# start of TASK INPUTS

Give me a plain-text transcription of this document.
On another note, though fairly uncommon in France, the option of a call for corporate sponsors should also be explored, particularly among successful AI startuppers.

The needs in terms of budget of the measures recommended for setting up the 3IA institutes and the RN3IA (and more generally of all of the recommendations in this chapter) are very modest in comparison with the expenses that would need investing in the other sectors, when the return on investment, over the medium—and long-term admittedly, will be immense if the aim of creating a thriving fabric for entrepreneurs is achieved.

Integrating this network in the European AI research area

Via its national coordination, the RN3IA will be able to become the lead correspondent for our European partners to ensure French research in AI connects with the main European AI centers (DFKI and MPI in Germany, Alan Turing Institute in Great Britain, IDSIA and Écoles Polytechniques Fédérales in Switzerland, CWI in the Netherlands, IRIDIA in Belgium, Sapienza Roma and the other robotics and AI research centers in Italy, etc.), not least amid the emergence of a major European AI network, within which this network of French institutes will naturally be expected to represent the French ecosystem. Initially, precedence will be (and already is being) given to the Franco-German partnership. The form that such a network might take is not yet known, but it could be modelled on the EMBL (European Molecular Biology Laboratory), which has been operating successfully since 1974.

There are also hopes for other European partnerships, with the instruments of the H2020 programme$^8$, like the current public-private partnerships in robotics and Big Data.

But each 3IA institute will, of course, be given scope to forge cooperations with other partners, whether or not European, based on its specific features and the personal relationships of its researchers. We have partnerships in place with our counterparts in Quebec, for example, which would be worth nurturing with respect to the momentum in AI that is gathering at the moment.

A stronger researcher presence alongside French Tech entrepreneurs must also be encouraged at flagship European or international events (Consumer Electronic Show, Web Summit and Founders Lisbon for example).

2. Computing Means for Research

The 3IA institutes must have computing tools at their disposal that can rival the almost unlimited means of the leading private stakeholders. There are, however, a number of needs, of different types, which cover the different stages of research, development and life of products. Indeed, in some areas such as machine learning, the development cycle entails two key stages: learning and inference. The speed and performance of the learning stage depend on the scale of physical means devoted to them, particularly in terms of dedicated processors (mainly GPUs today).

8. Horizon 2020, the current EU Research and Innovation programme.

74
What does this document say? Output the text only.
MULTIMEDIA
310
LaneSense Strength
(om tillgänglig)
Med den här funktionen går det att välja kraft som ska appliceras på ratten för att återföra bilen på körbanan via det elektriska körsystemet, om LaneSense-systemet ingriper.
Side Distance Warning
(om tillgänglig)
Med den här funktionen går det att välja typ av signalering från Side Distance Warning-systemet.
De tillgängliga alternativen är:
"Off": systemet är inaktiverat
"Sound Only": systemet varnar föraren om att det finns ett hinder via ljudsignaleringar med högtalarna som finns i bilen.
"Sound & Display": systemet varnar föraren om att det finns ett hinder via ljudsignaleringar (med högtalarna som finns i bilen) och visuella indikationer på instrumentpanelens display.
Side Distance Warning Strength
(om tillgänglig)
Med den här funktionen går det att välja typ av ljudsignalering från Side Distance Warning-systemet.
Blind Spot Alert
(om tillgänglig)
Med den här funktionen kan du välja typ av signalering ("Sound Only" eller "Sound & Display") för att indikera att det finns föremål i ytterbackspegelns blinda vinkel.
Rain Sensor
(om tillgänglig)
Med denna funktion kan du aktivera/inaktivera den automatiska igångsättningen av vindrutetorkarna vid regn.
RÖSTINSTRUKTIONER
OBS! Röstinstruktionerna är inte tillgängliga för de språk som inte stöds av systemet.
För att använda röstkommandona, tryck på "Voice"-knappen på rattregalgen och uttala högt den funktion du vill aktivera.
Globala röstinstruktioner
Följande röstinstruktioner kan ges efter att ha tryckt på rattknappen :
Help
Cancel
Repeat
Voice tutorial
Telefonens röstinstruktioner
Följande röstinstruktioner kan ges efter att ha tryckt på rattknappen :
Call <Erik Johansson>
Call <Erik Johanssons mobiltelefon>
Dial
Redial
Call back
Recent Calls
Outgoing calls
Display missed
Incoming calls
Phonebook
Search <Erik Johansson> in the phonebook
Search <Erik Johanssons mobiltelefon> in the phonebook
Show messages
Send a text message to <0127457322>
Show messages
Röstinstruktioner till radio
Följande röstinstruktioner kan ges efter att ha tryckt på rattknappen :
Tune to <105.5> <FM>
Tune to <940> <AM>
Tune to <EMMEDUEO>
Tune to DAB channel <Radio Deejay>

# end of TASK INPUTS

» **SET EXERCISE**: The records above should be returned exactly.

» **TASK OUTPUT**:
Give me a plain-text transcription of this document.
On another note, though fairly uncommon in France, the option of a call for corporate sponsors should also be explored, particularly among successful AI startuppers.

The needs in terms of budget of the measures recommended for setting up the 3IA institutes and the RN3IA (and more generally of all of the recommendations in this chapter) are very modest in comparison with the expenses that would need investing in the other sectors, when the return on investment, over the medium—and long-term admittedly, will be immense if the aim of creating a thriving fabric for entrepreneurs is achieved.

Integrating this network in the European AI research area

Via its national coordination, the RN3IA will be able to become the lead correspondent for our European partners to ensure French research in AI connects with the main European AI centers (DFKI and MPI in Germany, Alan Turing Institute in Great Britain, IDSIA and Écoles Polytechniques Fédérales in Switzerland, CWI in the Netherlands, IRIDIA in Belgium, Sapienza Roma and the other robotics and AI research centers in Italy, etc.), not least amid the emergence of a major European AI network, within which this network of French institutes will naturally be expected to represent the French ecosystem. Initially, precedence will be (and already is being) given to the Franco-German partnership. The form that such a network might take is not yet known, but it could be modelled on the EMBL (European Molecular Biology Laboratory), which has been operating successfully since 1974.

There are also hopes for other European partnerships, with the instruments of the H2020 programme$^8$, like the current public-private partnerships in robotics and Big Data.

But each 3IA institute will, of course, be given scope to forge cooperations with other partners, whether or not European, based on its specific features and the personal relationships of its researchers. We have partnerships in place with our counterparts in Quebec, for example, which would be worth nurturing with respect to the momentum in AI that is gathering at the moment.

A stronger researcher presence alongside French Tech entrepreneurs must also be encouraged at flagship European or international events (Consumer Electronic Show, Web Summit and Founders Lisbon for example).

2. Computing Means for Research

The 3IA institutes must have computing tools at their disposal that can rival the almost unlimited means of the leading private stakeholders. There are, however, a number of needs, of different types, which cover the different stages of research, development and life of products. Indeed, in some areas such as machine learning, the development cycle entails two key stages: learning and inference. The speed and performance of the learning stage depend on the scale of physical means devoted to them, particularly in terms of dedicated processors (mainly GPUs today).

8. Horizon 2020, the current EU Research and Innovation programme.

74
What does this document say? Output the text only.
MULTIMEDIA
310
LaneSense Strength
(om tillgänglig)
Med den här funktionen går det att välja kraft som ska appliceras på ratten för att återföra bilen på körbanan via det elektriska körsystemet, om LaneSense-systemet ingriper.
Side Distance Warning
(om tillgänglig)
Med den här funktionen går det att välja typ av signalering från Side Distance Warning-systemet.
De tillgängliga alternativen är:
"Off": systemet är inaktiverat
"Sound Only": systemet varnar föraren om att det finns ett hinder via ljudsignaleringar med högtalarna som finns i bilen.
"Sound & Display": systemet varnar föraren om att det finns ett hinder via ljudsignaleringar (med högtalarna som finns i bilen) och visuella indikationer på instrumentpanelens display.
Side Distance Warning Strength
(om tillgänglig)
Med den här funktionen går det att välja typ av ljudsignalering från Side Distance Warning-systemet.
Blind Spot Alert
(om tillgänglig)
Med den här funktionen kan du välja typ av signalering ("Sound Only" eller "Sound & Display") för att indikera att det finns föremål i ytterbackspegelns blinda vinkel.
Rain Sensor
(om tillgänglig)
Med denna funktion kan du aktivera/inaktivera den automatiska igångsättningen av vindrutetorkarna vid regn.
RÖSTINSTRUKTIONER
OBS! Röstinstruktionerna är inte tillgängliga för de språk som inte stöds av systemet.
För att använda röstkommandona, tryck på "Voice"-knappen på rattregalgen och uttala högt den funktion du vill aktivera.
Globala röstinstruktioner
Följande röstinstruktioner kan ges efter att ha tryckt på rattknappen :
Help
Cancel
Repeat
Voice tutorial
Telefonens röstinstruktioner
Följande röstinstruktioner kan ges efter att ha tryckt på rattknappen :
Call <Erik Johansson>
Call <Erik Johanssons mobiltelefon>
Dial
Redial
Call back
Recent Calls
Outgoing calls
Display missed
Incoming calls
Phonebook
Search <Erik Johansson> in the phonebook
Search <Erik Johanssons mobiltelefon> in the phonebook
Show messages
Send a text message to <0127457322>
Show messages
Röstinstruktioner till radio
Följande röstinstruktioner kan ges efter att ha tryckt på rattknappen :
Tune to <105.5> <FM>
Tune to <940> <AM>
Tune to <EMMEDUEO>
Tune to DAB channel <Radio Deejay>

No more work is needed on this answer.